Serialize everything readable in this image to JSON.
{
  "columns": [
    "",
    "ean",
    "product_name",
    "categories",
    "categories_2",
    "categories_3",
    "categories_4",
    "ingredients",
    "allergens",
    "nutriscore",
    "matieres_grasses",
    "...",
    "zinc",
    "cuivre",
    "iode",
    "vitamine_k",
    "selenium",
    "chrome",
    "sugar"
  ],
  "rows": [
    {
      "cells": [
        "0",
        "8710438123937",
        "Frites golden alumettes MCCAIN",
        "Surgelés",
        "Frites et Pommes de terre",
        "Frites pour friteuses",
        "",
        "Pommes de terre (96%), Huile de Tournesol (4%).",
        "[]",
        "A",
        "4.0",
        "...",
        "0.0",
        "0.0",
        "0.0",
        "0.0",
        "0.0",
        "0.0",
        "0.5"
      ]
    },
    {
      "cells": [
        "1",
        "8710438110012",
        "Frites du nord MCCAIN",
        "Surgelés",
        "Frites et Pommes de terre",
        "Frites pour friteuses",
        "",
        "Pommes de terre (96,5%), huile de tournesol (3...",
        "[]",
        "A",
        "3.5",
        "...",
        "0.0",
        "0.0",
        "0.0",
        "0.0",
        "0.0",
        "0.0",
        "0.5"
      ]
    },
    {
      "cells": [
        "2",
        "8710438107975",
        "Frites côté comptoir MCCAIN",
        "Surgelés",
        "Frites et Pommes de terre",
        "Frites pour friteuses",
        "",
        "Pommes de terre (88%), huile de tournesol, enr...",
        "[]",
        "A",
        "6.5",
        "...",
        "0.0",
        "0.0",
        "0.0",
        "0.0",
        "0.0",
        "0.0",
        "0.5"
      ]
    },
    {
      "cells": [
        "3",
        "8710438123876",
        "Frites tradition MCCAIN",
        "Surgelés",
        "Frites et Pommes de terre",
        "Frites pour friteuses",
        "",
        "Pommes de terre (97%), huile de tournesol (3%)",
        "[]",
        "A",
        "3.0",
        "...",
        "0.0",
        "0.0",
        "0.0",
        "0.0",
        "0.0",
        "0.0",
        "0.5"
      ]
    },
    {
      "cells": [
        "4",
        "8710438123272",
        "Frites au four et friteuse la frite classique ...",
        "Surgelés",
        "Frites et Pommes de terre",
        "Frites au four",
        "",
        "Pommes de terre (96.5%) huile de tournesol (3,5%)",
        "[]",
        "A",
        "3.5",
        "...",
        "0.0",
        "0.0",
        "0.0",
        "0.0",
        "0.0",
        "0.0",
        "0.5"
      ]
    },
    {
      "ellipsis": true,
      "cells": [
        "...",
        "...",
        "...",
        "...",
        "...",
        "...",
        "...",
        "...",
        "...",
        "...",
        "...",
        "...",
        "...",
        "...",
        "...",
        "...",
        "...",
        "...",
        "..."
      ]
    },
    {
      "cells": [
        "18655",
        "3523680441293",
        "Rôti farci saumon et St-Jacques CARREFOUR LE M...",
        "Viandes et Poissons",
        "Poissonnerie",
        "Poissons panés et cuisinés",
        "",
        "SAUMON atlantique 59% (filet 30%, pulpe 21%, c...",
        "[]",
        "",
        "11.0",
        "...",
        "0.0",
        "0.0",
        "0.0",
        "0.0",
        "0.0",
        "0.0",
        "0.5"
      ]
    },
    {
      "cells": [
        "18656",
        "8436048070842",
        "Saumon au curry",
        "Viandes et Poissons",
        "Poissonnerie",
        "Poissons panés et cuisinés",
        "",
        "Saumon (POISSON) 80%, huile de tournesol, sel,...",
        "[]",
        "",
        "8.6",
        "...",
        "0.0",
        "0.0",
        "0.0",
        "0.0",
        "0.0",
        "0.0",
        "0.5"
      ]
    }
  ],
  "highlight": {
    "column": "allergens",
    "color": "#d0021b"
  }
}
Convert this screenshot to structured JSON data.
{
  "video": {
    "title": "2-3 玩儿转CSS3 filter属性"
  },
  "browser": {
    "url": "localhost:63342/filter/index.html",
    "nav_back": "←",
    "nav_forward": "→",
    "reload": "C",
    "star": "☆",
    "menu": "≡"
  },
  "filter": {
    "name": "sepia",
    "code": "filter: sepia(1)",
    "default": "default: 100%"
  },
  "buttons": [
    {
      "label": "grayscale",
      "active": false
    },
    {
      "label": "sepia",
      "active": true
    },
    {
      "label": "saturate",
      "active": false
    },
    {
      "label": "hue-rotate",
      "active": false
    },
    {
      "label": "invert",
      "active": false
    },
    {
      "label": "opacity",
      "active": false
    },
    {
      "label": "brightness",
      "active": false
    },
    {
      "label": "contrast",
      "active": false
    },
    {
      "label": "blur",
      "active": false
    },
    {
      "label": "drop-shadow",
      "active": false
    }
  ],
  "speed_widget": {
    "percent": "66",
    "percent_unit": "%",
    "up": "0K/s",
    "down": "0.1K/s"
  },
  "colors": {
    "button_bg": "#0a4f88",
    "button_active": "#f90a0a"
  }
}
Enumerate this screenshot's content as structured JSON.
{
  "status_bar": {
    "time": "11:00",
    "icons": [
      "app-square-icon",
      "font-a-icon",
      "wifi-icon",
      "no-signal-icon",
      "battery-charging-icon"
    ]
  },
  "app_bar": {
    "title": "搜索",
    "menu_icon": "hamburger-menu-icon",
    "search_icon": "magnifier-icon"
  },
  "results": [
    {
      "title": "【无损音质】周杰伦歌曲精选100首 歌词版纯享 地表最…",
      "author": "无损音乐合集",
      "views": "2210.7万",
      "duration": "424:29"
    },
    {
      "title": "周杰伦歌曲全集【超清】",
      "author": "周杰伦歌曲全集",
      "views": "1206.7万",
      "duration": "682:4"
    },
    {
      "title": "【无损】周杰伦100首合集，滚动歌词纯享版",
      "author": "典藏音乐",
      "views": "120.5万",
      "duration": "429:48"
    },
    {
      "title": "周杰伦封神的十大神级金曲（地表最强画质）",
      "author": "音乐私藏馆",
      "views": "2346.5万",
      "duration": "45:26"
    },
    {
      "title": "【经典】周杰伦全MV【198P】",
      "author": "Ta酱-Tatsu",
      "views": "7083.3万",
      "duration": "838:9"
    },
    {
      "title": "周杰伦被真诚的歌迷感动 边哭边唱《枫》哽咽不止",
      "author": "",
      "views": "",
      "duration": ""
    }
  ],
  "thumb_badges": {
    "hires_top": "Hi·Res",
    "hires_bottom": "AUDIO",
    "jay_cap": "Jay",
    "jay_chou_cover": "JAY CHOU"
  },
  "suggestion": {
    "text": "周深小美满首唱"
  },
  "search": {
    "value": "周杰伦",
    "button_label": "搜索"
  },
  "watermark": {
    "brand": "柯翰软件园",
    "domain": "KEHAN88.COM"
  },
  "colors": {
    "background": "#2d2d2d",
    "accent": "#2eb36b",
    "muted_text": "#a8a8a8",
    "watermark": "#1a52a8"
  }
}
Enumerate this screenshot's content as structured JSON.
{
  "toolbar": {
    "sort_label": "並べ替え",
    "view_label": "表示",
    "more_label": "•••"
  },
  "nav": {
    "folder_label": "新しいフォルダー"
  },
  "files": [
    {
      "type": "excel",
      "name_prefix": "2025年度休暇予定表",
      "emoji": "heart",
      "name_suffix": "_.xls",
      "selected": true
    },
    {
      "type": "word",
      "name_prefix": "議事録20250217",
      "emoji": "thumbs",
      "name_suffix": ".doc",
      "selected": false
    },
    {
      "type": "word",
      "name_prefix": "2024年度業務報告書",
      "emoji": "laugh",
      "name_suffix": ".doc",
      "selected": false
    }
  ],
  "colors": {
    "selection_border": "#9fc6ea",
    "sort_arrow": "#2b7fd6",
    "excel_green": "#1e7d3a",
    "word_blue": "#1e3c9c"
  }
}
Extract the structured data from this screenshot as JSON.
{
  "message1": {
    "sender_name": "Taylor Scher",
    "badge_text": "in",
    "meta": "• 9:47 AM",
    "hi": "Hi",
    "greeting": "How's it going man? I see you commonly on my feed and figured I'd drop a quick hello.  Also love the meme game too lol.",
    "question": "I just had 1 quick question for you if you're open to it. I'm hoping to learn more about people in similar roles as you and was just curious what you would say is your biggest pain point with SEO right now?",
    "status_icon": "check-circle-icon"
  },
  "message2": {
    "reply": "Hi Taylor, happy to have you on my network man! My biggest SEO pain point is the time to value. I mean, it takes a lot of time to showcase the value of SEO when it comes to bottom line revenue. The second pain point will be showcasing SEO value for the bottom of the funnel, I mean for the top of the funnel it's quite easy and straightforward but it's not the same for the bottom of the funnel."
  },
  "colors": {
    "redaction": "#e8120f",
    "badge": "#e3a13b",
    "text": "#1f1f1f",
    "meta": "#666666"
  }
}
——
§ **GIVEN INSTRUCTION**
Quote only the lines from the line containing "Extract the structured" through the end of the listing, please, keeping both the first and the last line.

§ **WRITTEN RESPONSE**
Extract the structured data from this screenshot as JSON.
{
  "message1": {
    "sender_name": "Taylor Scher",
    "badge_text": "in",
    "meta": "• 9:47 AM",
    "hi": "Hi",
    "greeting": "How's it going man? I see you commonly on my feed and figured I'd drop a quick hello.  Also love the meme game too lol.",
    "question": "I just had 1 quick question for you if you're open to it. I'm hoping to learn more about people in similar roles as you and was just curious what you would say is your biggest pain point with SEO right now?",
    "status_icon": "check-circle-icon"
  },
  "message2": {
    "reply": "Hi Taylor, happy to have you on my network man! My biggest SEO pain point is the time to value. I mean, it takes a lot of time to showcase the value of SEO when it comes to bottom line revenue. The second pain point will be showcasing SEO value for the bottom of the funnel, I mean for the top of the funnel it's quite easy and straightforward but it's not the same for the bottom of the funnel."
  },
  "colors": {
    "redaction": "#e8120f",
    "badge": "#e3a13b",
    "text": "#1f1f1f",
    "meta": "#666666"
  }
}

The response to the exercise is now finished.